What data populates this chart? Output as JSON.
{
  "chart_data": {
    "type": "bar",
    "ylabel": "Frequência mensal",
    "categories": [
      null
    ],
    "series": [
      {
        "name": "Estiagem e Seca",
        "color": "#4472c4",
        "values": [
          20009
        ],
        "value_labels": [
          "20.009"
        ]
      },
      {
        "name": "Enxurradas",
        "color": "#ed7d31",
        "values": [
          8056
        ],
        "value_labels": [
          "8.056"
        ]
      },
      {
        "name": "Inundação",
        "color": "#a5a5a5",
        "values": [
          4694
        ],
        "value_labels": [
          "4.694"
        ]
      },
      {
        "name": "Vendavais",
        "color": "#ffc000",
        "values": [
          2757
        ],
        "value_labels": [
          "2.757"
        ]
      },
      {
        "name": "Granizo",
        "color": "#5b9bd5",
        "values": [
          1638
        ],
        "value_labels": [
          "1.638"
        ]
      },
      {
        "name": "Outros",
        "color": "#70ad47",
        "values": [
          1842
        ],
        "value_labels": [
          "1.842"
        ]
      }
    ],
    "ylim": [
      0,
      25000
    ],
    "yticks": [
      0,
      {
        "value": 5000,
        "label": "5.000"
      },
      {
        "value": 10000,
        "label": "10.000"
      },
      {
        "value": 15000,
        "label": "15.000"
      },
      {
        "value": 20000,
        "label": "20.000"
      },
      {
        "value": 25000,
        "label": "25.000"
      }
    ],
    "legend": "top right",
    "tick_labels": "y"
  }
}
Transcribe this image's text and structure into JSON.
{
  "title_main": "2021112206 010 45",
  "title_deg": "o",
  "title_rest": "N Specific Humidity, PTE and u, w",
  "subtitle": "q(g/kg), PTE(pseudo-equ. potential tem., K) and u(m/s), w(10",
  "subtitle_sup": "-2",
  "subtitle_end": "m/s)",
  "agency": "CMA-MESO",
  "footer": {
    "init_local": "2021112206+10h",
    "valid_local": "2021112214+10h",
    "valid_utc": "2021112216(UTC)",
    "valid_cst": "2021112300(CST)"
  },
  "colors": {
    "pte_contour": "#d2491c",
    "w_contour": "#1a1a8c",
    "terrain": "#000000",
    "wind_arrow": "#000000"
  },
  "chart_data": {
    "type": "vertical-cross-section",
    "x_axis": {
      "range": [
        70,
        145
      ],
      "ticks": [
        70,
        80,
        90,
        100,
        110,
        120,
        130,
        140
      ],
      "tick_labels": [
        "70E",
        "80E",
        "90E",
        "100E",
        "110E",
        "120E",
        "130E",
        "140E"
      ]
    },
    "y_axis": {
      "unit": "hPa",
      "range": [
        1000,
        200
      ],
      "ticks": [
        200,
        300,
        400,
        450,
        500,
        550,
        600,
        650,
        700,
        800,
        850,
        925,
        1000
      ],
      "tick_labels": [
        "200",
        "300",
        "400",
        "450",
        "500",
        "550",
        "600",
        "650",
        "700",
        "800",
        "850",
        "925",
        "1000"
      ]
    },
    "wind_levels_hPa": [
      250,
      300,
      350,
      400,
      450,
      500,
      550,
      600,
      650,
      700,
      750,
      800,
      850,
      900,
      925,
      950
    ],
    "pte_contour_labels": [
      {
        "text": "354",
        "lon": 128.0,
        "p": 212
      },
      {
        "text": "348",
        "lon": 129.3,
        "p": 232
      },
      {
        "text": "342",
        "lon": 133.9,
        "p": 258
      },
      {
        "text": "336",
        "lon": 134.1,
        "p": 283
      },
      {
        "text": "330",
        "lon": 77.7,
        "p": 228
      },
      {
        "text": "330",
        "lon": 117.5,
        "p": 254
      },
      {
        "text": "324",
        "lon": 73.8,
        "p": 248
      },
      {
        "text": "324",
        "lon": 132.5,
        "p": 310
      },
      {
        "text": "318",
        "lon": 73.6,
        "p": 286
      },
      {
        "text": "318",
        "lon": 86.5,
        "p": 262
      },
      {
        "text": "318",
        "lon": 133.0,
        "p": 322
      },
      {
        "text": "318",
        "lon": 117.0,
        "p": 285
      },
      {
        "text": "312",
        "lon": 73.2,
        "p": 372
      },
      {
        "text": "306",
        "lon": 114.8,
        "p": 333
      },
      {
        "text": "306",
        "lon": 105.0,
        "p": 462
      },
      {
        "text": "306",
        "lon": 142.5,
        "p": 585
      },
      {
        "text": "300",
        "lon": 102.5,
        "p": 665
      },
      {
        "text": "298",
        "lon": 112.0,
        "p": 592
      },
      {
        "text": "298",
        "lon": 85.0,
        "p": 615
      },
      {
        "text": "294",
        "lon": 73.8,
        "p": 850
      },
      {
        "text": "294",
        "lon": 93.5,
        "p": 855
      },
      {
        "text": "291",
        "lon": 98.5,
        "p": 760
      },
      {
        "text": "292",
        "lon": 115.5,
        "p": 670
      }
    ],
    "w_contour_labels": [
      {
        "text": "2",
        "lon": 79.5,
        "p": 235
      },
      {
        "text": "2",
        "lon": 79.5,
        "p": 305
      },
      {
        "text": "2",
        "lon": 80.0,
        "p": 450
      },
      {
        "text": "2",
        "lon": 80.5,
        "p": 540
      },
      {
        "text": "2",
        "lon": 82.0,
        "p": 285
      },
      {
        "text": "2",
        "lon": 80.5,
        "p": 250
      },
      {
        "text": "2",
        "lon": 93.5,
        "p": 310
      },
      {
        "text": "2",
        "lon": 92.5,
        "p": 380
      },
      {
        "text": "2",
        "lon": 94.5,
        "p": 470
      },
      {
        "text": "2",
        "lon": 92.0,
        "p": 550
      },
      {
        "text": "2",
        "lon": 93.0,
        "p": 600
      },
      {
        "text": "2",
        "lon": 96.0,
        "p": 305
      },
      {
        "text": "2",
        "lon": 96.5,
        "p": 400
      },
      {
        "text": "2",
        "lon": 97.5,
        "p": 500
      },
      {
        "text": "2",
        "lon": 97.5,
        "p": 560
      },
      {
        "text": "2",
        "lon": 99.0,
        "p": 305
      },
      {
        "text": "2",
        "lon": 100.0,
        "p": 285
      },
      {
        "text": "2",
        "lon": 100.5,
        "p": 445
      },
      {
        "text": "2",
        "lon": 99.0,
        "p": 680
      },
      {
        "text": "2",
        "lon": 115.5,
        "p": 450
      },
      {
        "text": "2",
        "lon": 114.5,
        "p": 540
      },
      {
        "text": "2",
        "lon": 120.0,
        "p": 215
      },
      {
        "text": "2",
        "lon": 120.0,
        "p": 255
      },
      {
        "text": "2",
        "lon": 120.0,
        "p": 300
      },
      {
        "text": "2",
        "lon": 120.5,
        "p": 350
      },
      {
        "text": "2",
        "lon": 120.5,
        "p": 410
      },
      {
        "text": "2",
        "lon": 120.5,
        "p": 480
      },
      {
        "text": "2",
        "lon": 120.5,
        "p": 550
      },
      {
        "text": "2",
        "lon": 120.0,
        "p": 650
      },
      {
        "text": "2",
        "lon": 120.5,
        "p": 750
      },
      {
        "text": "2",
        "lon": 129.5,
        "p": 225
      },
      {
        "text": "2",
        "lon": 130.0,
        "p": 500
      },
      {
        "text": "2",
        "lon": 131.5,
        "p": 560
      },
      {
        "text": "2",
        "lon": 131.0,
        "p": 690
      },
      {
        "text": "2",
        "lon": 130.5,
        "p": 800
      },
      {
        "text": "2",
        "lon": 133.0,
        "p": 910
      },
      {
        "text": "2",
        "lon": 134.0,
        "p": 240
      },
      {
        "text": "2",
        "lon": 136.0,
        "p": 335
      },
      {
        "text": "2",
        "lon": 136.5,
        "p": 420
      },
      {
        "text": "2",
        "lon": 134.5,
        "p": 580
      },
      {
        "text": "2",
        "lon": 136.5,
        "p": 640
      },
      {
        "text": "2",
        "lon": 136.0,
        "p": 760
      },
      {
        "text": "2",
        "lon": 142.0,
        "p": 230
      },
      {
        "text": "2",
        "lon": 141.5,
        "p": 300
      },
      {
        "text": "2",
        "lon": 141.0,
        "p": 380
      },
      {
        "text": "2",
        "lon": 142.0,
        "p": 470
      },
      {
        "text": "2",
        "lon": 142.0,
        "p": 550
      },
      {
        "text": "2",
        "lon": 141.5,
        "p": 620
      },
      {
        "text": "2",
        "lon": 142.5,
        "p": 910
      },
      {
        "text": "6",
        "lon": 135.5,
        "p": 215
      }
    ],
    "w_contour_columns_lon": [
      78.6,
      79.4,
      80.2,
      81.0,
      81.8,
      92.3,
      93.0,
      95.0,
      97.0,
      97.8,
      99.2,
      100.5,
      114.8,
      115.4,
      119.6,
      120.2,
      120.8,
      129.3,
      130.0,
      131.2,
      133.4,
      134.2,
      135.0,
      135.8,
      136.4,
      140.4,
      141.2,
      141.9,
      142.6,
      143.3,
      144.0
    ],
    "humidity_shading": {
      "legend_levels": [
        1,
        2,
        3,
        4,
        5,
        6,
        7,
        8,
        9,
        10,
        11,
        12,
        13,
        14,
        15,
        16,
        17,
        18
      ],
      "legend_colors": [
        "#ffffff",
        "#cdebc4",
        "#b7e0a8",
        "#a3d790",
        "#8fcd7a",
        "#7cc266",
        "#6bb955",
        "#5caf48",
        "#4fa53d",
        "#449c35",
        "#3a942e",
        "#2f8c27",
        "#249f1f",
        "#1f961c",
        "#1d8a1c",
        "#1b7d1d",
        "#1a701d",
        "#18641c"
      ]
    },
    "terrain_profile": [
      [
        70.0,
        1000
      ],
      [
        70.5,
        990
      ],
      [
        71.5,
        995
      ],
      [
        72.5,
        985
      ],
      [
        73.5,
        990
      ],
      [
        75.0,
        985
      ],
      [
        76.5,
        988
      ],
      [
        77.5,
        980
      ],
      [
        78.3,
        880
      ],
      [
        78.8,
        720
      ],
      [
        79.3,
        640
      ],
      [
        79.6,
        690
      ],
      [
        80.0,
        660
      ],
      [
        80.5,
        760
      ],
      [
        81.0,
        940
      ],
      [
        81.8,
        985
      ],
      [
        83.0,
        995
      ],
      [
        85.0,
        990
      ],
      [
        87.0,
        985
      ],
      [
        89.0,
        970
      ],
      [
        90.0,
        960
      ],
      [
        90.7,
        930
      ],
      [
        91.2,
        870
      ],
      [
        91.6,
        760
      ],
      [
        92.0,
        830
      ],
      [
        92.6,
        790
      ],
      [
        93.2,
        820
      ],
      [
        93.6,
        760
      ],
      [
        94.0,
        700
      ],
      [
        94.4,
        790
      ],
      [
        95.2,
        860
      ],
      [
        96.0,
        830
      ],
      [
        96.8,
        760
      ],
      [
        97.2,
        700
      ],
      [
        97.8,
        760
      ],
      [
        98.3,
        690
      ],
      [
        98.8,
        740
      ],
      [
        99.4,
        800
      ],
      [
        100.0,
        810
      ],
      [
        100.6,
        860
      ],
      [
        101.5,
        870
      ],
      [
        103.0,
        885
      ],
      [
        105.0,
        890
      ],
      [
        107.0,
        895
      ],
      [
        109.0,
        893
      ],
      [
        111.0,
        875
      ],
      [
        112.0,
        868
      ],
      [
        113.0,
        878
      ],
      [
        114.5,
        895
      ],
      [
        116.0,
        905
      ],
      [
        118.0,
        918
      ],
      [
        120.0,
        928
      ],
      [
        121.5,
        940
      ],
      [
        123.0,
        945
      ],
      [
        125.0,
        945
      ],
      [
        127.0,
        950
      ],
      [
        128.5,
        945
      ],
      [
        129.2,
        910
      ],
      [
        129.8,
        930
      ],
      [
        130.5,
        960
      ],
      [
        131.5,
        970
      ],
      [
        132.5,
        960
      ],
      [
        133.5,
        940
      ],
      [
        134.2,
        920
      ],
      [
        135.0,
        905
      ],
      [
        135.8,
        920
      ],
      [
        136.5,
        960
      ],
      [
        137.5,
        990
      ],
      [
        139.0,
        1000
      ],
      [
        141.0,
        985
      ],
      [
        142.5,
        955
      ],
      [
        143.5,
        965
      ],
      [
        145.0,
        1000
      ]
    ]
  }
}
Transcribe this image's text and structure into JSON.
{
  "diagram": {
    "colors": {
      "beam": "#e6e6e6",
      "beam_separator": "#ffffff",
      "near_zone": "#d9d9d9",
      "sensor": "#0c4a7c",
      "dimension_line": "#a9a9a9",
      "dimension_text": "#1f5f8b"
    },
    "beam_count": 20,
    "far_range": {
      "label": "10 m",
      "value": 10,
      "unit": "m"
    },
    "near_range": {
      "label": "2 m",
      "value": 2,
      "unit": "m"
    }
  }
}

□ □ □

-- Goal --
Looking back at the lines above, state how many contain the word "name", and supply nothing besides the number.

-- Response for this exercise --
6